## What the exercise asks
Identify each line holding the string "eſtant" and copy it.

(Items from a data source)
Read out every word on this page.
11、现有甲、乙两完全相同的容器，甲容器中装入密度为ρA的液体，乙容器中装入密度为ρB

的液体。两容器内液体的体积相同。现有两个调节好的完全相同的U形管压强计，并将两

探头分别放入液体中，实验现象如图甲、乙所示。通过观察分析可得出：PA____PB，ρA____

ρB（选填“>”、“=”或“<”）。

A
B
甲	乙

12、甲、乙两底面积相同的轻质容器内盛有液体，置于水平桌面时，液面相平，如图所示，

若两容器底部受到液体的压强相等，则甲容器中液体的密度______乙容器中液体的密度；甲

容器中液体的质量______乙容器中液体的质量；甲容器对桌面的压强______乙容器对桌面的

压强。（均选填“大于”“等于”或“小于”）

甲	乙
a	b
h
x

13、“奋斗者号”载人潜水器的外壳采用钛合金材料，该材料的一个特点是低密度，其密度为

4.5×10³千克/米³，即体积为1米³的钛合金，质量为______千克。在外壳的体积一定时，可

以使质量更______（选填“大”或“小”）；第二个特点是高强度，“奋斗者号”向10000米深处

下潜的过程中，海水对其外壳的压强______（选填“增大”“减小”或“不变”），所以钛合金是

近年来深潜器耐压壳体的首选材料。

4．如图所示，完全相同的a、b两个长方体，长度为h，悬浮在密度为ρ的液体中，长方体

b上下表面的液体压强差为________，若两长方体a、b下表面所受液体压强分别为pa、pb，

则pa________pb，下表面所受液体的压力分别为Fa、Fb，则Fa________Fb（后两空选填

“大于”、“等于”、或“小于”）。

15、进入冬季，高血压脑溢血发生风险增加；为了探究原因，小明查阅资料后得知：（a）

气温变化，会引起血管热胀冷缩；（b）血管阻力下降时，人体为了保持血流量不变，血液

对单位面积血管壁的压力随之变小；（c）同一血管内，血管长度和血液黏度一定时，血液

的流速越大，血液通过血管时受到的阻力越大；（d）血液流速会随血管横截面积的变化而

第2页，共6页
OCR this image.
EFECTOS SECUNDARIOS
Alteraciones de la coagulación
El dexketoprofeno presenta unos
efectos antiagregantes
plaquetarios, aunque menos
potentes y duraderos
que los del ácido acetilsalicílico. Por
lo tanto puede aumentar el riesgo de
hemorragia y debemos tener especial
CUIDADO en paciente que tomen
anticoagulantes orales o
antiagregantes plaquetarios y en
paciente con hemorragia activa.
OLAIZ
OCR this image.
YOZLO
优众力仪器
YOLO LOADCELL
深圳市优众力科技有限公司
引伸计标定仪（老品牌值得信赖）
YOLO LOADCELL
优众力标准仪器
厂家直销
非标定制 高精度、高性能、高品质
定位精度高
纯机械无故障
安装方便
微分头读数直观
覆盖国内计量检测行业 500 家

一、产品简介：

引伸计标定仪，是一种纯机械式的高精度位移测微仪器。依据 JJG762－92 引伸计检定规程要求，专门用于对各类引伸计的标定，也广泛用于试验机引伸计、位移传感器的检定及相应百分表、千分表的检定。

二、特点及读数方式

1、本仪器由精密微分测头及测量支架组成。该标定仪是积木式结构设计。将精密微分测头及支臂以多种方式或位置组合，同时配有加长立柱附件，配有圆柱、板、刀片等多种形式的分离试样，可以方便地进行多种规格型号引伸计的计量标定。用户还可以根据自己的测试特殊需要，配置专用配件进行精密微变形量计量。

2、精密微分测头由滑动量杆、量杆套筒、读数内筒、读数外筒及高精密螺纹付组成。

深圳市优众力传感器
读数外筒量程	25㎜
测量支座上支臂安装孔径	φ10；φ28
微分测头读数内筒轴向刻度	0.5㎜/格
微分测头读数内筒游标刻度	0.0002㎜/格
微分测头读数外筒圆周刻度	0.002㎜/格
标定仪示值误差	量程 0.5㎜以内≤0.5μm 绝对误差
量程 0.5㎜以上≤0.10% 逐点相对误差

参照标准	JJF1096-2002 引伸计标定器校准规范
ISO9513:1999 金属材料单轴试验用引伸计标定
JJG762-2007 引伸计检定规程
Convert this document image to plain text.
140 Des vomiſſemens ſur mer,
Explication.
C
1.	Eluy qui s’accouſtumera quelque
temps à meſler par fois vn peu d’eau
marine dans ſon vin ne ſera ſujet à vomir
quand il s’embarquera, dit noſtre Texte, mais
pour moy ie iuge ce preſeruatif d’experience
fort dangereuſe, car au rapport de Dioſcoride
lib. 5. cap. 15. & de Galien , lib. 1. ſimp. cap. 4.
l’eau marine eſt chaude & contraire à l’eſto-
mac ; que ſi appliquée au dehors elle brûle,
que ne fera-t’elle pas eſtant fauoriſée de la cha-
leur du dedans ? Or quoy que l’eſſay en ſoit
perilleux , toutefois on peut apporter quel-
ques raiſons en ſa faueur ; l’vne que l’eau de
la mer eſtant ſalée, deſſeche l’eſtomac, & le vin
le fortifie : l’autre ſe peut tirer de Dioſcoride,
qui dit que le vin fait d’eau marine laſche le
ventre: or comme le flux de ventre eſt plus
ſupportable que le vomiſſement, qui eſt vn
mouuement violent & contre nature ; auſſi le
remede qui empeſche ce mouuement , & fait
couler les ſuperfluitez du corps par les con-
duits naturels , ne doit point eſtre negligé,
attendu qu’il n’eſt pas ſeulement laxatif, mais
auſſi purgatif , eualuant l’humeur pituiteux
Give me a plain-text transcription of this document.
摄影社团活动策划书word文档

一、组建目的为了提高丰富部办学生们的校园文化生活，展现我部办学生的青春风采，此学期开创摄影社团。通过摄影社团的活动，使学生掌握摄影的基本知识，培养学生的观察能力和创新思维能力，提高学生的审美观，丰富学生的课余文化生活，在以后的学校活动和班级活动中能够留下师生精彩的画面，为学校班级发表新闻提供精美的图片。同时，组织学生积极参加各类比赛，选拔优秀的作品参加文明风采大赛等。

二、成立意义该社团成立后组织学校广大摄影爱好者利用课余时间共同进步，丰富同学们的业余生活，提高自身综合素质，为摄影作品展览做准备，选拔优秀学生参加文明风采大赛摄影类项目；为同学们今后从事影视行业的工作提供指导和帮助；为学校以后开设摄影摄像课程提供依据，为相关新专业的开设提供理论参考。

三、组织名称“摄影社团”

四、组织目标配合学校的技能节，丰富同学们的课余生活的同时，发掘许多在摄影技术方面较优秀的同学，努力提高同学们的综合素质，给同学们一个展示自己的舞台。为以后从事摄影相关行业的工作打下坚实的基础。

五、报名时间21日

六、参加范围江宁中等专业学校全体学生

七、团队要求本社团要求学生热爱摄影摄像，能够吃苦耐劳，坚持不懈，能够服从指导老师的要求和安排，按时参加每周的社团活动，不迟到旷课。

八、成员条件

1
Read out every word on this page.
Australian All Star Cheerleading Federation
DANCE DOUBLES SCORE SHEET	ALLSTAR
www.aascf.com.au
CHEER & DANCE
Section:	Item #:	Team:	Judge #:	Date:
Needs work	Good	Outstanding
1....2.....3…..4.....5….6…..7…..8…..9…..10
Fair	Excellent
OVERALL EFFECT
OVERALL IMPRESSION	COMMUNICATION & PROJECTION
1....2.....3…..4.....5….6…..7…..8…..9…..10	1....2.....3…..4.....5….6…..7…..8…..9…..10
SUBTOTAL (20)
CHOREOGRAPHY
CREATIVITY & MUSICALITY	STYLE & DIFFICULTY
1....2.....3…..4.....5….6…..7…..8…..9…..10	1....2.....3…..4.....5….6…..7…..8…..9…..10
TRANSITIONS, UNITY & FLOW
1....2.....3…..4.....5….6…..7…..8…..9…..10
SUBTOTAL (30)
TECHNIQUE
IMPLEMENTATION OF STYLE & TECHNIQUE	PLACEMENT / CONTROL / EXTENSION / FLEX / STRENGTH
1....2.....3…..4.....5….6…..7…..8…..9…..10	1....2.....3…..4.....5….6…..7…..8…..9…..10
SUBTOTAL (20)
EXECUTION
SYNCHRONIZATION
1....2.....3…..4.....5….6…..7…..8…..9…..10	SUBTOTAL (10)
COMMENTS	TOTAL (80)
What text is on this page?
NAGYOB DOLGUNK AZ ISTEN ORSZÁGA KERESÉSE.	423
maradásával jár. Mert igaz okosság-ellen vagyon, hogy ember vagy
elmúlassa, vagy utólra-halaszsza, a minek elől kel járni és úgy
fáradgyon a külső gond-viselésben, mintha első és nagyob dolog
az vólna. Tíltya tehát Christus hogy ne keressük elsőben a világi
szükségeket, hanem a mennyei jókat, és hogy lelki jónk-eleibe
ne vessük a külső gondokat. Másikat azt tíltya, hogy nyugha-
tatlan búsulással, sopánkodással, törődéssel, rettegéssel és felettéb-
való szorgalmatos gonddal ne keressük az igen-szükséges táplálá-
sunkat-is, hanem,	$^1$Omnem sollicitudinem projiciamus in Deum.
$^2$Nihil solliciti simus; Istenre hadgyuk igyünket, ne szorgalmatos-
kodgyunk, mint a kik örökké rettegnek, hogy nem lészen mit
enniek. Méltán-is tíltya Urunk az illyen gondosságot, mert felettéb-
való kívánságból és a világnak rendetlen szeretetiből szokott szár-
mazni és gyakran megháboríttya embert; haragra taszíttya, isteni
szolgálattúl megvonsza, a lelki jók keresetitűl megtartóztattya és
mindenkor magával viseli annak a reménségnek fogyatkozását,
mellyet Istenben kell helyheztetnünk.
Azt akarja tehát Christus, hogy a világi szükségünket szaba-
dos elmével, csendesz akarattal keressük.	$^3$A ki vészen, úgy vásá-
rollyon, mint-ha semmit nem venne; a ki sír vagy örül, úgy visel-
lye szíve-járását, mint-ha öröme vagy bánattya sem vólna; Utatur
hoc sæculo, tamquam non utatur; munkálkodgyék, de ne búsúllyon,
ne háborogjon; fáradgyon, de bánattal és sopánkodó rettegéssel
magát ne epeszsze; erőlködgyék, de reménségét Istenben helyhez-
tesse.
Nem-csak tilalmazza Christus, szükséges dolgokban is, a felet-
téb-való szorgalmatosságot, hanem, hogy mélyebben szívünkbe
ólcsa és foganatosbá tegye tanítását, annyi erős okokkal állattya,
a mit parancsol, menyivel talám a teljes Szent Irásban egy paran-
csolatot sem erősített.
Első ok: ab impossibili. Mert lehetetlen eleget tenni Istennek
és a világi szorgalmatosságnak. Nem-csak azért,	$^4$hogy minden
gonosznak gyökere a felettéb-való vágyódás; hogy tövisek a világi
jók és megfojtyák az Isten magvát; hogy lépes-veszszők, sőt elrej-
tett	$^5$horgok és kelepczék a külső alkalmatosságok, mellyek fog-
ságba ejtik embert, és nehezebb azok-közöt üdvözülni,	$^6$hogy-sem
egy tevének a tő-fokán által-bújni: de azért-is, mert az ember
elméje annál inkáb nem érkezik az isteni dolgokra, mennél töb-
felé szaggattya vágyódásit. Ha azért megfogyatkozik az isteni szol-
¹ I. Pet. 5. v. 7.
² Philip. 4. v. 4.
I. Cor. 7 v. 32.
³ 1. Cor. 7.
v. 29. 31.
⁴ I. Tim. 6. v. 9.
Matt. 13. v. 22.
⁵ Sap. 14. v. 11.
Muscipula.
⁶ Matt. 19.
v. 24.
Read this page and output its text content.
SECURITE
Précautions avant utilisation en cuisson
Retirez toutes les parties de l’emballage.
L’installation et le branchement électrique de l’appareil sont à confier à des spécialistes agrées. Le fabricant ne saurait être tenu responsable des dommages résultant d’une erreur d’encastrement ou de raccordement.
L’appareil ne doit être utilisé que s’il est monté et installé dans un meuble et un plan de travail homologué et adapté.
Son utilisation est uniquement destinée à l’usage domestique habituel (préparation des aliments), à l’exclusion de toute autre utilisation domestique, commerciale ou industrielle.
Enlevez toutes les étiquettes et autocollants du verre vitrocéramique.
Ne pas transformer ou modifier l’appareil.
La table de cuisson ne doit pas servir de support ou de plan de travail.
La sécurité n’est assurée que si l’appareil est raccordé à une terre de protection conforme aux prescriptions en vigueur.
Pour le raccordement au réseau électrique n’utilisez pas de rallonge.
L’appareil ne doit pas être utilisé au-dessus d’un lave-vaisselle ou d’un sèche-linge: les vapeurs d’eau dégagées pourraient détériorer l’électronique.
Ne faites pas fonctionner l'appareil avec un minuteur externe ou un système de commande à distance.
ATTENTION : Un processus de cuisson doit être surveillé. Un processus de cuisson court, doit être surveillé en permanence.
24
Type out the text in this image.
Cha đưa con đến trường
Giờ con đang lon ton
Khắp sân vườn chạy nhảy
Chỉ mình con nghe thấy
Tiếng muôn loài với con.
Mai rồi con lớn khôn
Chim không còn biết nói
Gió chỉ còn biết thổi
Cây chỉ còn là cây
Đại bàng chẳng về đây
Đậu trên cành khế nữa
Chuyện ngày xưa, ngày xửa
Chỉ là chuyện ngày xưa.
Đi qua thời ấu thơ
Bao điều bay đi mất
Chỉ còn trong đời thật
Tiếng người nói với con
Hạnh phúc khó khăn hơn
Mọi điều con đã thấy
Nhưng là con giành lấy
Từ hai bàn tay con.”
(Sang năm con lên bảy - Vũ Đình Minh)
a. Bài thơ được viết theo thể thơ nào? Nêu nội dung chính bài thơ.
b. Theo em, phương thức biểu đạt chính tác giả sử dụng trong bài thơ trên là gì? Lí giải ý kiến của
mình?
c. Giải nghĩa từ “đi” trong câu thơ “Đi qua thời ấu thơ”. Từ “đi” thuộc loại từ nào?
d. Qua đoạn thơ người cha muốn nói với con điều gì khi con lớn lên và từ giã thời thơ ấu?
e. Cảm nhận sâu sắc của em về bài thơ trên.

## Answer to the exercise
que ne fera-t’elle pas eſtant fauoriſée de la cha-
la mer eſtant ſalée, deſſeche l’eſtomac, & le vin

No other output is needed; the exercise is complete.